--- Start of RECORDS SHOWN ---

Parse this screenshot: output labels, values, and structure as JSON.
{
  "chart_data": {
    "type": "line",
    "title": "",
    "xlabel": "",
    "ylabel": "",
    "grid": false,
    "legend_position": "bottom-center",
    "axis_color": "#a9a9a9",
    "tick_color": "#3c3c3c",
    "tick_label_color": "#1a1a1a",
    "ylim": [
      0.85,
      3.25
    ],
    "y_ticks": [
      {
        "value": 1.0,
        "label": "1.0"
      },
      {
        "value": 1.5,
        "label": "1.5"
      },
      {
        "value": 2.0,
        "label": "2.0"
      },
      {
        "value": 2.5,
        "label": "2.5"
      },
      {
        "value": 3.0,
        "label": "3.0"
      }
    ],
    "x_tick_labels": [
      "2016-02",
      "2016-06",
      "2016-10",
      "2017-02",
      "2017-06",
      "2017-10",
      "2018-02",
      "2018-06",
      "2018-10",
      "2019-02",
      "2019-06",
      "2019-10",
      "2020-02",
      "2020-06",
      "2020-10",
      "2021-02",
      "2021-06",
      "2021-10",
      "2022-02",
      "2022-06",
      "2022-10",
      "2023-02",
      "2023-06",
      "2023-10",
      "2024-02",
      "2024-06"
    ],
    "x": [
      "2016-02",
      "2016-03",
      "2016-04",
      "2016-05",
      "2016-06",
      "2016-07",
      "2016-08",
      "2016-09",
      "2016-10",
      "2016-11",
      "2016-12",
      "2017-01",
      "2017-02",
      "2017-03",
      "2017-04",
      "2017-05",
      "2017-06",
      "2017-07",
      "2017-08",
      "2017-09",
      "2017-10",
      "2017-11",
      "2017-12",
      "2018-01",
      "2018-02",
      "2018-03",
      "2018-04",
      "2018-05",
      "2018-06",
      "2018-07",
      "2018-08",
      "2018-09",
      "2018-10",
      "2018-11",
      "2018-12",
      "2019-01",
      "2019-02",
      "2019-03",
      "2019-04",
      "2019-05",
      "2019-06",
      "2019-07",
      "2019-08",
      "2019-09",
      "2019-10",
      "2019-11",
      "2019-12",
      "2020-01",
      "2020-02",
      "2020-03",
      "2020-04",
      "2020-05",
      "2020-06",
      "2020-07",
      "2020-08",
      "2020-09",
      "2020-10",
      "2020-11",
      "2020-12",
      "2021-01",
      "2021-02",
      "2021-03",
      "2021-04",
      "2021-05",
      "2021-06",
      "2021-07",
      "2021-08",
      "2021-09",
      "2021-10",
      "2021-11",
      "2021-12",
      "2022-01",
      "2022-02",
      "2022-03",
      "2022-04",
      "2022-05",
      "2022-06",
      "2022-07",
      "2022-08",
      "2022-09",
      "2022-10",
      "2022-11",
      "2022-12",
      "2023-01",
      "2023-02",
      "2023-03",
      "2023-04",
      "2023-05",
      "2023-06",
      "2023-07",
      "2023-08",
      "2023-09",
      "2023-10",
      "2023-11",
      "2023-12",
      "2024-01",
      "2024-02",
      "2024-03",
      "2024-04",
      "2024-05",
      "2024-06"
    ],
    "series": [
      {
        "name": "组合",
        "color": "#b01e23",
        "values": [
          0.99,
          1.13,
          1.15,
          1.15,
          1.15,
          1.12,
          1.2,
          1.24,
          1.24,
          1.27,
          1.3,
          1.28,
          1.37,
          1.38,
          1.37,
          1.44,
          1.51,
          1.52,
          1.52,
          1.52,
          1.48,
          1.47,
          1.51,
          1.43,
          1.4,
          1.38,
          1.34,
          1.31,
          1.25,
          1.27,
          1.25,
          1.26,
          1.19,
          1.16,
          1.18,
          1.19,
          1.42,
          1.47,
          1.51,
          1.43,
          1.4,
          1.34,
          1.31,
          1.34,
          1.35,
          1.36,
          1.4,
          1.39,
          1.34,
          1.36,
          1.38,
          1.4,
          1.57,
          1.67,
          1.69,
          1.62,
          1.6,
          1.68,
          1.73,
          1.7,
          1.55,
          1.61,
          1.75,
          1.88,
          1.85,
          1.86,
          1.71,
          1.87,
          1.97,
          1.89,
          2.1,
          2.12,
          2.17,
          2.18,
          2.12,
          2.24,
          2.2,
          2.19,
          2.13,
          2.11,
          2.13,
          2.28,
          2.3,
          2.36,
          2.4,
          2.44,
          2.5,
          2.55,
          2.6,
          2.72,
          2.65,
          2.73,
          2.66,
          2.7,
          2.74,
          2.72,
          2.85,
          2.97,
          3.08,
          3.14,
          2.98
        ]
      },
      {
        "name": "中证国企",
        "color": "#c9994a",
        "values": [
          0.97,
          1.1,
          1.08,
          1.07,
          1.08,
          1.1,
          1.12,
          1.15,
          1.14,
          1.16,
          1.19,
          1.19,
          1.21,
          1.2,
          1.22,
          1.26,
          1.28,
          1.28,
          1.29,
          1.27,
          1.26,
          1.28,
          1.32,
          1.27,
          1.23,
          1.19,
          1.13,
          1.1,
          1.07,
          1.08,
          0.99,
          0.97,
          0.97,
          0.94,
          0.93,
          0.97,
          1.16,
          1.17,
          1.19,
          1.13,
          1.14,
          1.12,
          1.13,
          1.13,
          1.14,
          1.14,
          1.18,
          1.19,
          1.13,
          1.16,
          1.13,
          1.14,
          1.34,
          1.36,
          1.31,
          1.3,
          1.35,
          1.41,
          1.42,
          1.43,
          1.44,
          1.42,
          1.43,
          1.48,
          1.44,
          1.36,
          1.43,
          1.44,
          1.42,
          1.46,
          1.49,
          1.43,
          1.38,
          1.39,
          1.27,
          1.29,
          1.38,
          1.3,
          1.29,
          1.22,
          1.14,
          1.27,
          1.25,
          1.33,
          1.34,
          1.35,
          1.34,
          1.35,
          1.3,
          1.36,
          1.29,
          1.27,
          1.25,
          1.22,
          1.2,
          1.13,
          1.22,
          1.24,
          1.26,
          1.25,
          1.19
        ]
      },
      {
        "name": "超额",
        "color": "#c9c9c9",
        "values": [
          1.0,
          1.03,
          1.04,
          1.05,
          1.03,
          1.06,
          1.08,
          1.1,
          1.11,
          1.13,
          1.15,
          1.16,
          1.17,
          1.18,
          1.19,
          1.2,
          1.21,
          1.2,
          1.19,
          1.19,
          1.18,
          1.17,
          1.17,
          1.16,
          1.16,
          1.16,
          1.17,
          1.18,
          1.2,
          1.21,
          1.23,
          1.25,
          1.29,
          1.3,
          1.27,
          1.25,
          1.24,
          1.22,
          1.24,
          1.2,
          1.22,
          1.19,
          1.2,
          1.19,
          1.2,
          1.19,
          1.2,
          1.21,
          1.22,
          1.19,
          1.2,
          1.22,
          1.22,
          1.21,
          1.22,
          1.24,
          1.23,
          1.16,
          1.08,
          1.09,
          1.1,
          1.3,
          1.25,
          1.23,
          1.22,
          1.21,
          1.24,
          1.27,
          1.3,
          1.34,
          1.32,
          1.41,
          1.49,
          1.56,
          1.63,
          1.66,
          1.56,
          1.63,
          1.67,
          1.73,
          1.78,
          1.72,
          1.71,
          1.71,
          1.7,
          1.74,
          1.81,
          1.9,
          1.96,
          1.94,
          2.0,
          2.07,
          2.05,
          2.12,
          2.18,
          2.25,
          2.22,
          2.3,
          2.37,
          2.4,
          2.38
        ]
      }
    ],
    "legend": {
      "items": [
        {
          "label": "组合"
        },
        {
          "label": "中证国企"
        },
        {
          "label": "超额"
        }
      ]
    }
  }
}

--- End of RECORDS SHOWN ---

**EXERCISE INSTRUCTIONS:** Would you give the material above again, complete and exact?

**FULL OUTPUT:**
Parse this screenshot: output labels, values, and structure as JSON.
{
  "chart_data": {
    "type": "line",
    "title": "",
    "xlabel": "",
    "ylabel": "",
    "grid": false,
    "legend_position": "bottom-center",
    "axis_color": "#a9a9a9",
    "tick_color": "#3c3c3c",
    "tick_label_color": "#1a1a1a",
    "ylim": [
      0.85,
      3.25
    ],
    "y_ticks": [
      {
        "value": 1.0,
        "label": "1.0"
      },
      {
        "value": 1.5,
        "label": "1.5"
      },
      {
        "value": 2.0,
        "label": "2.0"
      },
      {
        "value": 2.5,
        "label": "2.5"
      },
      {
        "value": 3.0,
        "label": "3.0"
      }
    ],
    "x_tick_labels": [
      "2016-02",
      "2016-06",
      "2016-10",
      "2017-02",
      "2017-06",
      "2017-10",
      "2018-02",
      "2018-06",
      "2018-10",
      "2019-02",
      "2019-06",
      "2019-10",
      "2020-02",
      "2020-06",
      "2020-10",
      "2021-02",
      "2021-06",
      "2021-10",
      "2022-02",
      "2022-06",
      "2022-10",
      "2023-02",
      "2023-06",
      "2023-10",
      "2024-02",
      "2024-06"
    ],
    "x": [
      "2016-02",
      "2016-03",
      "2016-04",
      "2016-05",
      "2016-06",
      "2016-07",
      "2016-08",
      "2016-09",
      "2016-10",
      "2016-11",
      "2016-12",
      "2017-01",
      "2017-02",
      "2017-03",
      "2017-04",
      "2017-05",
      "2017-06",
      "2017-07",
      "2017-08",
      "2017-09",
      "2017-10",
      "2017-11",
      "2017-12",
      "2018-01",
      "2018-02",
      "2018-03",
      "2018-04",
      "2018-05",
      "2018-06",
      "2018-07",
      "2018-08",
      "2018-09",
      "2018-10",
      "2018-11",
      "2018-12",
      "2019-01",
      "2019-02",
      "2019-03",
      "2019-04",
      "2019-05",
      "2019-06",
      "2019-07",
      "2019-08",
      "2019-09",
      "2019-10",
      "2019-11",
      "2019-12",
      "2020-01",
      "2020-02",
      "2020-03",
      "2020-04",
      "2020-05",
      "2020-06",
      "2020-07",
      "2020-08",
      "2020-09",
      "2020-10",
      "2020-11",
      "2020-12",
      "2021-01",
      "2021-02",
      "2021-03",
      "2021-04",
      "2021-05",
      "2021-06",
      "2021-07",
      "2021-08",
      "2021-09",
      "2021-10",
      "2021-11",
      "2021-12",
      "2022-01",
      "2022-02",
      "2022-03",
      "2022-04",
      "2022-05",
      "2022-06",
      "2022-07",
      "2022-08",
      "2022-09",
      "2022-10",
      "2022-11",
      "2022-12",
      "2023-01",
      "2023-02",
      "2023-03",
      "2023-04",
      "2023-05",
      "2023-06",
      "2023-07",
      "2023-08",
      "2023-09",
      "2023-10",
      "2023-11",
      "2023-12",
      "2024-01",
      "2024-02",
      "2024-03",
      "2024-04",
      "2024-05",
      "2024-06"
    ],
    "series": [
      {
        "name": "组合",
        "color": "#b01e23",
        "values": [
          0.99,
          1.13,
          1.15,
          1.15,
          1.15,
          1.12,
          1.2,
          1.24,
          1.24,
          1.27,
          1.3,
          1.28,
          1.37,
          1.38,
          1.37,
          1.44,
          1.51,
          1.52,
          1.52,
          1.52,
          1.48,
          1.47,
          1.51,
          1.43,
          1.4,
          1.38,
          1.34,
          1.31,
          1.25,
          1.27,
          1.25,
          1.26,
          1.19,
          1.16,
          1.18,
          1.19,
          1.42,
          1.47,
          1.51,
          1.43,
          1.4,
          1.34,
          1.31,
          1.34,
          1.35,
          1.36,
          1.4,
          1.39,
          1.34,
          1.36,
          1.38,
          1.4,
          1.57,
          1.67,
          1.69,
          1.62,
          1.6,
          1.68,
          1.73,
          1.7,
          1.55,
          1.61,
          1.75,
          1.88,
          1.85,
          1.86,
          1.71,
          1.87,
          1.97,
          1.89,
          2.1,
          2.12,
          2.17,
          2.18,
          2.12,
          2.24,
          2.2,
          2.19,
          2.13,
          2.11,
          2.13,
          2.28,
          2.3,
          2.36,
          2.4,
          2.44,
          2.5,
          2.55,
          2.6,
          2.72,
          2.65,
          2.73,
          2.66,
          2.7,
          2.74,
          2.72,
          2.85,
          2.97,
          3.08,
          3.14,
          2.98
        ]
      },
      {
        "name": "中证国企",
        "color": "#c9994a",
        "values": [
          0.97,
          1.1,
          1.08,
          1.07,
          1.08,
          1.1,
          1.12,
          1.15,
          1.14,
          1.16,
          1.19,
          1.19,
          1.21,
          1.2,
          1.22,
          1.26,
          1.28,
          1.28,
          1.29,
          1.27,
          1.26,
          1.28,
          1.32,
          1.27,
          1.23,
          1.19,
          1.13,
          1.1,
          1.07,
          1.08,
          0.99,
          0.97,
          0.97,
          0.94,
          0.93,
          0.97,
          1.16,
          1.17,
          1.19,
          1.13,
          1.14,
          1.12,
          1.13,
          1.13,
          1.14,
          1.14,
          1.18,
          1.19,
          1.13,
          1.16,
          1.13,
          1.14,
          1.34,
          1.36,
          1.31,
          1.3,
          1.35,
          1.41,
          1.42,
          1.43,
          1.44,
          1.42,
          1.43,
          1.48,
          1.44,
          1.36,
          1.43,
          1.44,
          1.42,
          1.46,
          1.49,
          1.43,
          1.38,
          1.39,
          1.27,
          1.29,
          1.38,
          1.3,
          1.29,
          1.22,
          1.14,
          1.27,
          1.25,
          1.33,
          1.34,
          1.35,
          1.34,
          1.35,
          1.3,
          1.36,
          1.29,
          1.27,
          1.25,
          1.22,
          1.2,
          1.13,
          1.22,
          1.24,
          1.26,
          1.25,
          1.19
        ]
      },
      {
        "name": "超额",
        "color": "#c9c9c9",
        "values": [
          1.0,
          1.03,
          1.04,
          1.05,
          1.03,
          1.06,
          1.08,
          1.1,
          1.11,
          1.13,
          1.15,
          1.16,
          1.17,
          1.18,
          1.19,
          1.2,
          1.21,
          1.2,
          1.19,
          1.19,
          1.18,
          1.17,
          1.17,
          1.16,
          1.16,
          1.16,
          1.17,
          1.18,
          1.2,
          1.21,
          1.23,
          1.25,
          1.29,
          1.3,
          1.27,
          1.25,
          1.24,
          1.22,
          1.24,
          1.2,
          1.22,
          1.19,
          1.2,
          1.19,
          1.2,
          1.19,
          1.2,
          1.21,
          1.22,
          1.19,
          1.2,
          1.22,
          1.22,
          1.21,
          1.22,
          1.24,
          1.23,
          1.16,
          1.08,
          1.09,
          1.1,
          1.3,
          1.25,
          1.23,
          1.22,
          1.21,
          1.24,
          1.27,
          1.3,
          1.34,
          1.32,
          1.41,
          1.49,
          1.56,
          1.63,
          1.66,
          1.56,
          1.63,
          1.67,
          1.73,
          1.78,
          1.72,
          1.71,
          1.71,
          1.7,
          1.74,
          1.81,
          1.9,
          1.96,
          1.94,
          2.0,
          2.07,
          2.05,
          2.12,
          2.18,
          2.25,
          2.22,
          2.3,
          2.37,
          2.4,
          2.38
        ]
      }
    ],
    "legend": {
      "items": [
        {
          "label": "组合"
        },
        {
          "label": "中证国企"
        },
        {
          "label": "超额"
        }
      ]
    }
  }
}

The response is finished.